## [Task statement]
Without the images, output each record below as it stands.

(Data records)
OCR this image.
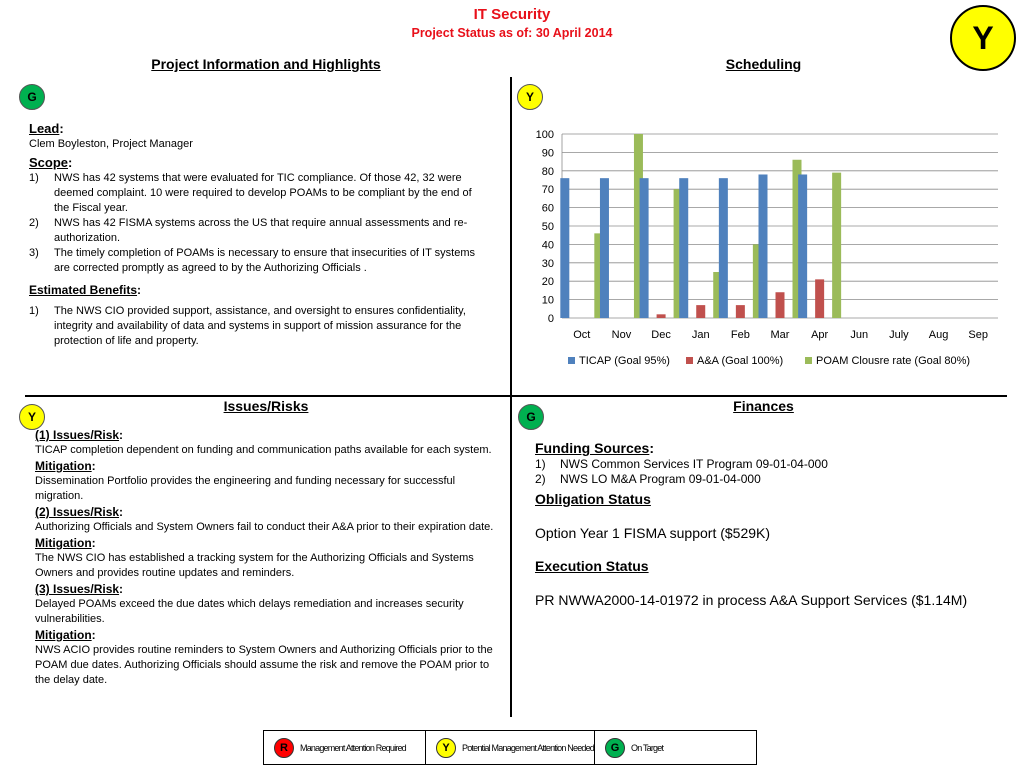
IT Security
Project Status as of: 30 April 2014	Y
Project Information and Highlights
G
Lead:
Clem Boyleston, Project Manager
Scope:
1) NWS has 42 systems that were evaluated for TIC compliance. Of those 42, 32 were deemed complaint. 10 were required to develop POAMs to be compliant by the end of the Fiscal year.
2) NWS has 42 FISMA systems across the US that require annual assessments and re-authorization.
3) The timely completion of POAMs is necessary to ensure that insecurities of IT systems are corrected promptly as agreed to by the Authorizing Officials .
Estimated Benefits:
1) The NWS CIO provided support, assistance, and oversight to ensures confidentiality, integrity and availability of data and systems in support of mission assurance for the protection of life and property.
Scheduling
Y
0
10
20
30
40
50
60
70
80
90
100
Oct Nov Dec Jan Feb Mar Apr Jun July Aug Sep
TICAP (Goal 95%) A&A (Goal 100%)	POAM Clousre rate (Goal 80%)
Issues/Risks
Y
(1) Issues/Risk:
TICAP completion dependent on funding and communication paths available for each system.
Mitigation:
Dissemination Portfolio provides the engineering and funding necessary for successful migration.
(2) Issues/Risk:
Authorizing Officials and System Owners fail to conduct their A&A prior to their expiration date.
Mitigation:
The NWS CIO has established a tracking system for the Authorizing Officials and Systems Owners and provides routine updates and reminders.
(3) Issues/Risk:
Delayed POAMs exceed the due dates which delays remediation and increases security vulnerabilities.
Mitigation:
NWS ACIO provides routine reminders to System Owners and Authorizing Officials prior to the POAM due dates. Authorizing Officials should assume the risk and remove the POAM prior to the delay date.
Finances
G
Funding Sources:
1) NWS Common Services IT Program 09-01-04-000
2) NWS LO M&A Program 09-01-04-000
Obligation Status
Option Year 1 FISMA support ($529K)
Execution Status
PR NWWA2000-14-01972 in process A&A Support Services ($1.14M)
R	Management Attention Required	Y	Potential Management Attention Needed	G	On Target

## [Answer to this exercise]
OCR this image.
IT Security
Project Status as of: 30 April 2014	Y
Project Information and Highlights
G
Lead:
Clem Boyleston, Project Manager
Scope:
1) NWS has 42 systems that were evaluated for TIC compliance. Of those 42, 32 were deemed complaint. 10 were required to develop POAMs to be compliant by the end of the Fiscal year.
2) NWS has 42 FISMA systems across the US that require annual assessments and re-authorization.
3) The timely completion of POAMs is necessary to ensure that insecurities of IT systems are corrected promptly as agreed to by the Authorizing Officials .
Estimated Benefits:
1) The NWS CIO provided support, assistance, and oversight to ensures confidentiality, integrity and availability of data and systems in support of mission assurance for the protection of life and property.
Scheduling
Y
0
10
20
30
40
50
60
70
80
90
100
Oct Nov Dec Jan Feb Mar Apr Jun July Aug Sep
TICAP (Goal 95%) A&A (Goal 100%)	POAM Clousre rate (Goal 80%)
Issues/Risks
Y
(1) Issues/Risk:
TICAP completion dependent on funding and communication paths available for each system.
Mitigation:
Dissemination Portfolio provides the engineering and funding necessary for successful migration.
(2) Issues/Risk:
Authorizing Officials and System Owners fail to conduct their A&A prior to their expiration date.
Mitigation:
The NWS CIO has established a tracking system for the Authorizing Officials and Systems Owners and provides routine updates and reminders.
(3) Issues/Risk:
Delayed POAMs exceed the due dates which delays remediation and increases security vulnerabilities.
Mitigation:
NWS ACIO provides routine reminders to System Owners and Authorizing Officials prior to the POAM due dates. Authorizing Officials should assume the risk and remove the POAM prior to the delay date.
Finances
G
Funding Sources:
1) NWS Common Services IT Program 09-01-04-000
2) NWS LO M&A Program 09-01-04-000
Obligation Status
Option Year 1 FISMA support ($529K)
Execution Status
PR NWWA2000-14-01972 in process A&A Support Services ($1.14M)
R	Management Attention Required	Y	Potential Management Attention Needed	G	On Target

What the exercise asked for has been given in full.